Texto fornecido
##########

O senhor Lira, se tivesse dedicado 5 minutos do seu tempo, por dia, a ler sobre educação e cultura, no Brasil e no mundo, evitaria a condição presente de parvo. Condição não é a essência da pessoa.

Este senhor poderoso, que está a barganhar orçamentos, não consegue ver o educativo-cultural além de uma ou outra escola que conhece, atualmente fechada com cadeado. Do ponto de vista da cidadania, alvo maior da escola cultural, livre, responsável e comprometida, todas as escolas permeiam o bairro e a cidade, visto que, via presença ou via tecnologias, que são extensões capazes de transformar o silêncio em novos discursos sociais, elas poderiam ter sido – e ainda serem – a voz da ciência, a voz da história, a voz da arte, a voz da higiene, a voz da saúde, a voz dos desejos sociais.

Mas nada seria feito sem alto investimento, carinho e persuasão, talvez maior que os percentuais da Constituição Federal. No entanto, isso não justifica outra parvoíce, isto é, “flexibilizar” recursos educacionais em nome dos cadeados escolares e muito menos da saúde, cujos recursos não foram gastos pelo atual governo como deveriam. Segundo a Agência Senado (12.04.2021, 11h13min) “Gasto médio do governo com pandemia é 12 vezes menor em 2021”. Tratou-se de comparar com os gastos de 2020, já poucos.

A lira de nero do senhor Lira tem sido sua verborragia a favor do indefensável. E é assim que ele entrará para a história, o que certamente não o impressiona porque agora ele está no poder. Mas o poder é efêmero e as gerações jovens (como pensou Hannah Arendt em A Crise da Educação) continuarão a estar conosco, ansiosas e necessitadas de educação e cultura em quaisquer circunstâncias. Toda unidade escolar, entendida como lugar de possível cidadania, pode ser lugar de amor, acolhida, merenda, comunicação social, orientação para a saúde, criação virtual ou presencial da cultura. Para isso, investimentos devem ser pesados, incluída a regulamentação imediata do Fundeb, também girando por aí.

##########

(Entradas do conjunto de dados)
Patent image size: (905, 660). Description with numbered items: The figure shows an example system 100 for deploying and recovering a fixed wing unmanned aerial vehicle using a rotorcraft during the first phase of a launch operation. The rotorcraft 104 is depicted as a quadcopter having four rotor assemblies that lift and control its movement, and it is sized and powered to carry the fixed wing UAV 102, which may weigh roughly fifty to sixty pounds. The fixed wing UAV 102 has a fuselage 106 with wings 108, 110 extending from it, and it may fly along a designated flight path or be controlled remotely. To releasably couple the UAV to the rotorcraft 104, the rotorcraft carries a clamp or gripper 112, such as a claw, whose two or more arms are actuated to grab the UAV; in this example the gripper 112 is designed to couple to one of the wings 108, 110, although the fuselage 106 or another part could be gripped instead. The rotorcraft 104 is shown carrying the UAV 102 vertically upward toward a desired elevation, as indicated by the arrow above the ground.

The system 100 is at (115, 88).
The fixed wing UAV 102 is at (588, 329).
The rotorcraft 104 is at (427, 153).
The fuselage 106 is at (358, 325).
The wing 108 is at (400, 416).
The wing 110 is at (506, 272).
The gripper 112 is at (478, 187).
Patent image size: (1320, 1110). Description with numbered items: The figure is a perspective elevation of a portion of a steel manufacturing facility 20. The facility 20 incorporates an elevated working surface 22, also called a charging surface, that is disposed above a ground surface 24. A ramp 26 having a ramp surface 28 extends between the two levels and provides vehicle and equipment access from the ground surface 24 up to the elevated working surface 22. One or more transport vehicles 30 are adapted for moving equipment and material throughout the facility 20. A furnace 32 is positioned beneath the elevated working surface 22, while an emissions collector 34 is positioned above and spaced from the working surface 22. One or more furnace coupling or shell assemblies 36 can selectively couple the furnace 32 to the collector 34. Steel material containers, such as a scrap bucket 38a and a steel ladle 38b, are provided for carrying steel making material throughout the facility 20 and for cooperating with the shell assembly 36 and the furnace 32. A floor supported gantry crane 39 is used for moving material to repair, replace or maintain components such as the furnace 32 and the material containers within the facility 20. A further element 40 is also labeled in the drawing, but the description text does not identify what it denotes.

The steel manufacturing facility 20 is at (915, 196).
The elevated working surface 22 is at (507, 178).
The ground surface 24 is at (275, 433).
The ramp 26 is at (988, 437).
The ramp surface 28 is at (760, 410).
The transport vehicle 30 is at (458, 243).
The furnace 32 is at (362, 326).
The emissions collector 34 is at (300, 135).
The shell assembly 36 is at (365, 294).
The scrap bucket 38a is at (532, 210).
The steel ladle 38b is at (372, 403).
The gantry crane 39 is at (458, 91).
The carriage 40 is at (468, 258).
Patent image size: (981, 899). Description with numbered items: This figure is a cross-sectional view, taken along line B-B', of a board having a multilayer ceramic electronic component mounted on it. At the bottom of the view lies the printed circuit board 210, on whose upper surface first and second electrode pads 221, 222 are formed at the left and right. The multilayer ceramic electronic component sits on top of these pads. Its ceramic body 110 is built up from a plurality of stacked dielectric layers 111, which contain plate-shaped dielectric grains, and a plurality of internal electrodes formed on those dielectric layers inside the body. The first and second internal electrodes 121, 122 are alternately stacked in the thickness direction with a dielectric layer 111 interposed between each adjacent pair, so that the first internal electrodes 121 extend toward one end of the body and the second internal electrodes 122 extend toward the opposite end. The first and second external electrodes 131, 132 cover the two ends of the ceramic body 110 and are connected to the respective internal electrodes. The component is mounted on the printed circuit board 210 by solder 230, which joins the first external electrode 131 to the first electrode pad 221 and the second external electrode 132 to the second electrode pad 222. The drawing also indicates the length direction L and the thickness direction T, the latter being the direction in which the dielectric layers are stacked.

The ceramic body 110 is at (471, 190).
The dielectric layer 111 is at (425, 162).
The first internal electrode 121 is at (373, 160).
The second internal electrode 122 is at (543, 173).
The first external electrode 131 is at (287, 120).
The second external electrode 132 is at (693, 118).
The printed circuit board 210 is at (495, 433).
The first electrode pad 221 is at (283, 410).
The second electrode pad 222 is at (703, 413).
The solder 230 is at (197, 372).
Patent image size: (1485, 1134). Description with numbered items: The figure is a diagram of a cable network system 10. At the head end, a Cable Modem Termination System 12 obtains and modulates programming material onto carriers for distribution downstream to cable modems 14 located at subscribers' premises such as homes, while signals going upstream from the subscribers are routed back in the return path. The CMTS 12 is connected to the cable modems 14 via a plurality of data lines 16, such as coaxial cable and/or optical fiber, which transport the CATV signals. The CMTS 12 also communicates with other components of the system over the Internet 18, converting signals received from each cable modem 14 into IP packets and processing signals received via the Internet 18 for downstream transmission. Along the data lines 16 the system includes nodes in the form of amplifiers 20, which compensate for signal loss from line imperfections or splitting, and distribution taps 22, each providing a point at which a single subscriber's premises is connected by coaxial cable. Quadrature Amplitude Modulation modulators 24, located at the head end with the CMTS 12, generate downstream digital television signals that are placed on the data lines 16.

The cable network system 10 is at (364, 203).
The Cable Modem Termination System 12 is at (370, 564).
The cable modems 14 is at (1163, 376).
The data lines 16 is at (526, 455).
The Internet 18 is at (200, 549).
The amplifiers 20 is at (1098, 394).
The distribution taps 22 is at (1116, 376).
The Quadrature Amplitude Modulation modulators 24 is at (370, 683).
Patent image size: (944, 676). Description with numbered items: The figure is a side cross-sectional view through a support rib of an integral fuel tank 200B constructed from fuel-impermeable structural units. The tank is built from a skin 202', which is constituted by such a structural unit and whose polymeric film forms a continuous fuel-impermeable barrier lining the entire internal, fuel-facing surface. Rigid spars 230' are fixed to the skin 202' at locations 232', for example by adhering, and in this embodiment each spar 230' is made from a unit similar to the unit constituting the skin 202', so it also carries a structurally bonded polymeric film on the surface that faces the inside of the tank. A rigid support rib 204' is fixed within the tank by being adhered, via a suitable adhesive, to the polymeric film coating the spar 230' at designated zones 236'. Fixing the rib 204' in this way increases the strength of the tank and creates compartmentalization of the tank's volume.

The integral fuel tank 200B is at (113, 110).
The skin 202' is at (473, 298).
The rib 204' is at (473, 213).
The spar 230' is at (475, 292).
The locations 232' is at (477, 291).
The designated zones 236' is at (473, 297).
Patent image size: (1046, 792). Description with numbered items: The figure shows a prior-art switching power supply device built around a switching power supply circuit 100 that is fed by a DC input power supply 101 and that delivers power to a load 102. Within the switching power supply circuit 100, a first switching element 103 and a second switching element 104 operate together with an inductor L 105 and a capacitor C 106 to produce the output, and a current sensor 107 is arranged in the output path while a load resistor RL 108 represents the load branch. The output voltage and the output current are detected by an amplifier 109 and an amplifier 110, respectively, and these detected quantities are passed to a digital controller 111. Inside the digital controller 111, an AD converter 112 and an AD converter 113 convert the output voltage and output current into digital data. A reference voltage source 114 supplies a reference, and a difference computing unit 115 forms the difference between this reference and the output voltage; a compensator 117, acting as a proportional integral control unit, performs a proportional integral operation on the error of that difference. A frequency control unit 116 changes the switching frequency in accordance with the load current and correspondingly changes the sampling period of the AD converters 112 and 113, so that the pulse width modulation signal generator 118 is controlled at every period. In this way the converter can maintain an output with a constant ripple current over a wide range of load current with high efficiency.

##########

Tarefas a cumprir
• a. Indique se cada afirmação concorda com o texto sobre o senhor Lira e a educação, respondendo sim ou não e citando literalmente as palavras do texto que decidem: (i) segundo a Agência Senado, o gasto médio do governo com a pandemia em 2021 é 12 vezes menor; (ii) os recursos da saúde foram gastos pelo atual governo como deveriam; (iii) o poder é duradouro.
• b. Dê sequência ao texto sobre o senhor Lira e a educação a partir da sua última frase.
Os registros não têm nenhum papel aqui.

Respostas por tarefa
• a.
(i) Sim: "Gasto médio do governo com pandemia é 12 vezes menor em 2021".
(ii) Não: "cujos recursos não foram gastos pelo atual governo como deveriam".
(iii) Não: "Mas o poder é efêmero".

• b.
Há algo bizarro e bisonho no meio do horror. O senhor Lira, que faz cara de estranho ao papel desempenhado pelo parceirão do Planalto, indutor do desrespeito à higiene, negador do processo científico, abominador de um tempo de fechamento como muitos países fizeram e pouparam vidas, agora, no interior da desgraça cultivada e estimulada, vem com a conversa fiada de cortar recursos da educação. Isso é ato de incendiário, que beira à sandice para quem estuda e vive educação.

Espera-se toda a reação ao incêndio romano que vem da potestade legislativa. Não pode ser na educação e na cultura que recaia o corte de um centavo, sob pena de perdermos o foco civilizatório. No entanto, a considerar o movimento econômico-financeiro do país e suas relações internacionais, há muita obra a ser adiada sem que símbolos e valores fundamentais da civilização brasileira sejam violentados.

Já se machucou demais o magistério, a educação e a cultura. Basta! Viu-se aqui o quanto poderia ter sido feito com investimentos fortes e não se fez. Qualquer justificativa, agora, é parvoíce. É profunda ignorância.

Visto que o pastor Ribeiro não tem voz para nada, exceto talvez para fazer suas pregações, e visto que a sociedade brasileira está manietada ao verdadeiro pânico estabelecido pelo presidente da república, que governou contra o povo, a educação cultural espera orçamentos muitíssimo maiores para ainda operar a favor da saúde, da ciência, dos direitos e do amor aos educandos e educandas, pois Sars Cov 2 não é onda, é uma desgraça ecológica e ambiental que disputa conosco, os humanos, o jogo da inteligência, o espaço estendido da palavra, o tempo aproveitado ao máximo e com cuidado, a gestão inovadora, o uso intenso de todos os sentidos humanos tendentes ao aprendizado da vida e sobre a vida no mundo.

Nada disso se faz sem foco profundo em educação. Senhor Lira, pare com a sua verborragia.

*Luiz Roberto Alves é professor sênior da Escola de Comunicações e Artes da USP.